Extracted records:

________

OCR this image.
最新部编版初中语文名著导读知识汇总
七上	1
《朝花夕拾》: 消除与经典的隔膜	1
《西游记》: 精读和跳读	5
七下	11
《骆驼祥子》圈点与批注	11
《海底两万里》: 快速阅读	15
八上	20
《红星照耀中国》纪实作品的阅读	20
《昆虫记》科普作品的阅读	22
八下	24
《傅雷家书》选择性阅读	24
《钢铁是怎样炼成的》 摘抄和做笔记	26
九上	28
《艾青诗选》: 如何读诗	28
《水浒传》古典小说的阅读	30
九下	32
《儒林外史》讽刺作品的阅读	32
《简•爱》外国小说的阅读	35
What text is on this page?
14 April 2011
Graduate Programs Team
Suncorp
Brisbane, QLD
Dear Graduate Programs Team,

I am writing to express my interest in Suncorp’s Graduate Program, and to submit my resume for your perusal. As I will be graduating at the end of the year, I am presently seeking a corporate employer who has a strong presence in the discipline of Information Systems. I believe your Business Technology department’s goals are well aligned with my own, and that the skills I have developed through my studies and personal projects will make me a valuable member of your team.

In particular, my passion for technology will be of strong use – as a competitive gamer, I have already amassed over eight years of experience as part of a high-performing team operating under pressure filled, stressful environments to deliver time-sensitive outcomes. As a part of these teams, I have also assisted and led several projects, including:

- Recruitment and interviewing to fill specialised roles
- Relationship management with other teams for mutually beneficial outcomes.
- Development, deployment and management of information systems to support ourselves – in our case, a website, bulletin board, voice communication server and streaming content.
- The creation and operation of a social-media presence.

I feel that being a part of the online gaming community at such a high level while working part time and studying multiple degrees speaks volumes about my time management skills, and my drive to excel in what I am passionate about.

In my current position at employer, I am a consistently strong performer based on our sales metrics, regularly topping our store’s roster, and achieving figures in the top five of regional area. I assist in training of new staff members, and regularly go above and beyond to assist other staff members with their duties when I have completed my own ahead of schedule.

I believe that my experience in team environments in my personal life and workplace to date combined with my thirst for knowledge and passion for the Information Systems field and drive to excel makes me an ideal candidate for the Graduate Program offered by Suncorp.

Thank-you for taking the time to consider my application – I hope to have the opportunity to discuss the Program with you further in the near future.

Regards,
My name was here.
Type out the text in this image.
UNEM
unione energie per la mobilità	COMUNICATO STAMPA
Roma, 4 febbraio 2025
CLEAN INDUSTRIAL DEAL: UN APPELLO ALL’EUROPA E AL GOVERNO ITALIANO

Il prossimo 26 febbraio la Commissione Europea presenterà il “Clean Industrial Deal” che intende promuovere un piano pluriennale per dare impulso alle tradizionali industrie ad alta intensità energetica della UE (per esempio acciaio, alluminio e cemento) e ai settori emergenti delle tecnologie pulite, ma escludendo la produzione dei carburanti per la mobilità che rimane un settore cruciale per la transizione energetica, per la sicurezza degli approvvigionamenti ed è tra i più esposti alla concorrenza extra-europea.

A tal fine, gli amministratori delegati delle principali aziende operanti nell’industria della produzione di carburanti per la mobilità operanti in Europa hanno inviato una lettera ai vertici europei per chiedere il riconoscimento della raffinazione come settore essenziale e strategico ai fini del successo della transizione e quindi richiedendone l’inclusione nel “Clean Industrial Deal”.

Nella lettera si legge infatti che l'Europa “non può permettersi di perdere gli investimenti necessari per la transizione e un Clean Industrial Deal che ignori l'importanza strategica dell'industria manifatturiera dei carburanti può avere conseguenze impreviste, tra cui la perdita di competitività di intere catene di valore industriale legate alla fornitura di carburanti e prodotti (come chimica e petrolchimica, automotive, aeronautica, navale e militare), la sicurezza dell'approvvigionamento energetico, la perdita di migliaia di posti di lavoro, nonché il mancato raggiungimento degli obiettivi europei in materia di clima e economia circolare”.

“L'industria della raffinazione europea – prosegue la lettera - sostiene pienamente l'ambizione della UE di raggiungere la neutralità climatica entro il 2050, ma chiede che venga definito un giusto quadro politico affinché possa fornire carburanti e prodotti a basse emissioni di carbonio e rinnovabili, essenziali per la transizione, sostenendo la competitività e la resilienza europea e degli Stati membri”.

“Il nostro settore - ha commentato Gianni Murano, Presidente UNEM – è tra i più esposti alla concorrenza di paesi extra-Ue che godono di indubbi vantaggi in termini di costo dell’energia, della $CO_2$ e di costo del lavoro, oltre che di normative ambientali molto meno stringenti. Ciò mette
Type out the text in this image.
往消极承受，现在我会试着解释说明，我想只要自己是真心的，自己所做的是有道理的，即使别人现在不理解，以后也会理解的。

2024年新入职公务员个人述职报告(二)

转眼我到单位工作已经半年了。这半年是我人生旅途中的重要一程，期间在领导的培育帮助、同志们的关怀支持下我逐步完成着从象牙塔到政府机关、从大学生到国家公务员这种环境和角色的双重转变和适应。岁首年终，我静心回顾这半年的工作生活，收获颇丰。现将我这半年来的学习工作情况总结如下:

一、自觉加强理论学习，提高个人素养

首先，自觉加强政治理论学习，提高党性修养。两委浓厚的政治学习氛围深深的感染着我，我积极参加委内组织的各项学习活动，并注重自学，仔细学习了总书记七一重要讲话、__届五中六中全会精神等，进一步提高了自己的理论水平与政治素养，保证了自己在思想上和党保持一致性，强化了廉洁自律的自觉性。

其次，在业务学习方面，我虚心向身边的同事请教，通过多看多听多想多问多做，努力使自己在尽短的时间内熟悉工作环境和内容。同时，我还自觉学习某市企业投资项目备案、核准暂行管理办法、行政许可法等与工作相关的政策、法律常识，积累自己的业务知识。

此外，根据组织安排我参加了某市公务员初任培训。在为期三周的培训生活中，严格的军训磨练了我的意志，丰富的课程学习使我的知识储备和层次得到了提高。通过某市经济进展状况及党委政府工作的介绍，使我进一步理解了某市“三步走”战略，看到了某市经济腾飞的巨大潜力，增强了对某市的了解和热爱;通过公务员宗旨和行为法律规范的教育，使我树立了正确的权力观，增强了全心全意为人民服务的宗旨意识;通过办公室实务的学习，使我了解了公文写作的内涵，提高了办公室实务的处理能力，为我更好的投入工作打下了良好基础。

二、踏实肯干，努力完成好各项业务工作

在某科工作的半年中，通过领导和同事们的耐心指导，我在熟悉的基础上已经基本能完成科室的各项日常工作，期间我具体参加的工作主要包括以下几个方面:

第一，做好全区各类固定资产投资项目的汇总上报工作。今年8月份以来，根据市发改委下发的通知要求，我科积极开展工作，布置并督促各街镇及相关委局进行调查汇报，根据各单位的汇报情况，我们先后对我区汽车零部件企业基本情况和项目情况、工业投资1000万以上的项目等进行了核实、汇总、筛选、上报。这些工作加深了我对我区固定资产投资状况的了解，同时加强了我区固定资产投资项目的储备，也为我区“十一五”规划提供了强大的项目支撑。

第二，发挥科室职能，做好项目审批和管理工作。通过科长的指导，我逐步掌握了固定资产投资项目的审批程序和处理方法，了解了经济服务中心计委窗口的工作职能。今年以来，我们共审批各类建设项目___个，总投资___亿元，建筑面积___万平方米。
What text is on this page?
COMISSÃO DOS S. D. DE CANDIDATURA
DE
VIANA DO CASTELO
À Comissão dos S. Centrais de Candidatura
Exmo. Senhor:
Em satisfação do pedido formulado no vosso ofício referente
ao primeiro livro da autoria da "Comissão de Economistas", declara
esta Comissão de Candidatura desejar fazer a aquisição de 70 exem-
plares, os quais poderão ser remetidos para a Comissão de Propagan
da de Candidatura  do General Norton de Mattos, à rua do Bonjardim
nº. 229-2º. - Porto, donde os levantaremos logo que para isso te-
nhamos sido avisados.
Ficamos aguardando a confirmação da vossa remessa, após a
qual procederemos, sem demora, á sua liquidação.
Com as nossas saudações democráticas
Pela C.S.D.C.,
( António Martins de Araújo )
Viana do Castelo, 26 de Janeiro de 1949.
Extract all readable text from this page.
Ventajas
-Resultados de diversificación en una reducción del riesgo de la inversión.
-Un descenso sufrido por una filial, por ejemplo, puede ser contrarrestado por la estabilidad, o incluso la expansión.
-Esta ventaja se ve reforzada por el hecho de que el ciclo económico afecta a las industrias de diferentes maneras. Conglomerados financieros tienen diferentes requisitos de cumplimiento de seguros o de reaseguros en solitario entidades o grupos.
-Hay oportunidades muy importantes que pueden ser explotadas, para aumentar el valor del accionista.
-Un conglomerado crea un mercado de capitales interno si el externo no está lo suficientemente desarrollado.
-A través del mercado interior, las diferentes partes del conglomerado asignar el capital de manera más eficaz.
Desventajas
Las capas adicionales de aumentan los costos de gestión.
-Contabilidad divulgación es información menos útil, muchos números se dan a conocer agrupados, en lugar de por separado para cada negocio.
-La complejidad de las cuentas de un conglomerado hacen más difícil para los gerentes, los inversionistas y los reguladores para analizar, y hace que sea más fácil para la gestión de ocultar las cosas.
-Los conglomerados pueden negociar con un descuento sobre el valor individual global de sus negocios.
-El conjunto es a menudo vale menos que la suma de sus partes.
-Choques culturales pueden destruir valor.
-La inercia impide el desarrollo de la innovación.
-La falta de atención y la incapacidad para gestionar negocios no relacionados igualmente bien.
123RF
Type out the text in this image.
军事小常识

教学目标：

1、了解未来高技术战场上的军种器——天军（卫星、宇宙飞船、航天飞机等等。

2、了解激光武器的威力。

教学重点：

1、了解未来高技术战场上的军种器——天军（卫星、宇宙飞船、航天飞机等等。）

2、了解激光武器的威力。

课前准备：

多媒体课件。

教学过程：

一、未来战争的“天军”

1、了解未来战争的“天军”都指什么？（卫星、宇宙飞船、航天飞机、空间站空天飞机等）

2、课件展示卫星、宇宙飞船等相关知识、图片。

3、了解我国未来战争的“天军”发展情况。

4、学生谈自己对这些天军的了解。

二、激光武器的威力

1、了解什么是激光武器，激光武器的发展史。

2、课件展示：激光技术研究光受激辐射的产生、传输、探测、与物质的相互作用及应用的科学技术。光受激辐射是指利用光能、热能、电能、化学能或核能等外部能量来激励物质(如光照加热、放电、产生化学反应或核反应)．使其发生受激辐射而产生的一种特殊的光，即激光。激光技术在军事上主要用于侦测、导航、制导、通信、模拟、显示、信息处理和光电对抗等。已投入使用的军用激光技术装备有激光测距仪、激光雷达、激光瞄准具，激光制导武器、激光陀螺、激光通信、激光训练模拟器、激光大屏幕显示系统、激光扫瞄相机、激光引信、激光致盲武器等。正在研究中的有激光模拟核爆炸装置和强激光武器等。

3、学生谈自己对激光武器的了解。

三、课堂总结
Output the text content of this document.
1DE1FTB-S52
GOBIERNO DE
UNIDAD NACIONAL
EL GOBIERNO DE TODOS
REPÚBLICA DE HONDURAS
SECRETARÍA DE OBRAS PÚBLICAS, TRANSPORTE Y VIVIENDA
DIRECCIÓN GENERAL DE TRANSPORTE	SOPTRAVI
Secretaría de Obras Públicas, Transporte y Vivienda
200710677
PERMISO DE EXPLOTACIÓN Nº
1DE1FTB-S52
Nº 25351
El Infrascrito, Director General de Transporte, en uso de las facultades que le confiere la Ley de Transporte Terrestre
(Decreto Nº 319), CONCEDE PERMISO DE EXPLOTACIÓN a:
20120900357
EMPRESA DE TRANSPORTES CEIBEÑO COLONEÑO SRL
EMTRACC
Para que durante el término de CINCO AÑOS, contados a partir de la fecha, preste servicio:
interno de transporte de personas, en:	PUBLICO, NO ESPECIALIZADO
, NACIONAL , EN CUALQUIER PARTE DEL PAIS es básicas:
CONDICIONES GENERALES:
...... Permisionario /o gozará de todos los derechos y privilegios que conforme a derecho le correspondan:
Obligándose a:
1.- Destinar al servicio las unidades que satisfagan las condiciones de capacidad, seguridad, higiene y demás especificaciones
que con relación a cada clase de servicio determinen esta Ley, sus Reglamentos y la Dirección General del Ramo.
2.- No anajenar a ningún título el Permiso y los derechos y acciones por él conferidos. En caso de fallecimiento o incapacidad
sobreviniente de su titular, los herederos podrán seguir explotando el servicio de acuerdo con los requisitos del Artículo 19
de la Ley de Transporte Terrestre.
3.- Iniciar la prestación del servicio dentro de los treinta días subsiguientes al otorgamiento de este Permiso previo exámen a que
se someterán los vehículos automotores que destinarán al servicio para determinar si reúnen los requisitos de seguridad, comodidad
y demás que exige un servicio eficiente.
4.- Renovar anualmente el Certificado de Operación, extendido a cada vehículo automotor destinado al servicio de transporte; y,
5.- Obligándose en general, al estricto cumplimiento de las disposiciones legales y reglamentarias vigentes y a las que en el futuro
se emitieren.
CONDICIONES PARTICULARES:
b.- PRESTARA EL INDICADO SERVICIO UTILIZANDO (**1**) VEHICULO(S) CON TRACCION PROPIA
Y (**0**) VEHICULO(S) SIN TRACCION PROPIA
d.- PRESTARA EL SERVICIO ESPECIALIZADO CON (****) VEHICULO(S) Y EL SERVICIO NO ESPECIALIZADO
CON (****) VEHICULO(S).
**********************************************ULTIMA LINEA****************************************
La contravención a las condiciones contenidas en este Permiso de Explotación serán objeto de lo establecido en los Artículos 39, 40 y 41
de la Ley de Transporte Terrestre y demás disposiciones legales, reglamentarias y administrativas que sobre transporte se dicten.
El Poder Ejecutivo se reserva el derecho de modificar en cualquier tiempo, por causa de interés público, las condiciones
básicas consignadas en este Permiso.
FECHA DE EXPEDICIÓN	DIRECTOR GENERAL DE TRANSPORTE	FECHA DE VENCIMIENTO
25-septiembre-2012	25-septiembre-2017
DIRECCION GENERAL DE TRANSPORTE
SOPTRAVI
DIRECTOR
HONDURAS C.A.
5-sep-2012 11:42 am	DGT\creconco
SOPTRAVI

________

**GOAL**
Identify all lines where the word "Suncorp" shows up. Copy them.

**THE RESULT**
Suncorp
I am writing to express my interest in Suncorp’s Graduate Program, and to submit my resume for your perusal. As I will be graduating at the end of the year, I am presently seeking a corporate employer who has a strong presence in the discipline of Information Systems. I believe your Business Technology department’s goals are well aligned with my own, and that the skills I have developed through my studies and personal projects will make me a valuable member of your team.
I believe that my experience in team environments in my personal life and workplace to date combined with my thirst for knowledge and passion for the Information Systems field and drive to excel makes me an ideal candidate for the Graduate Program offered by Suncorp.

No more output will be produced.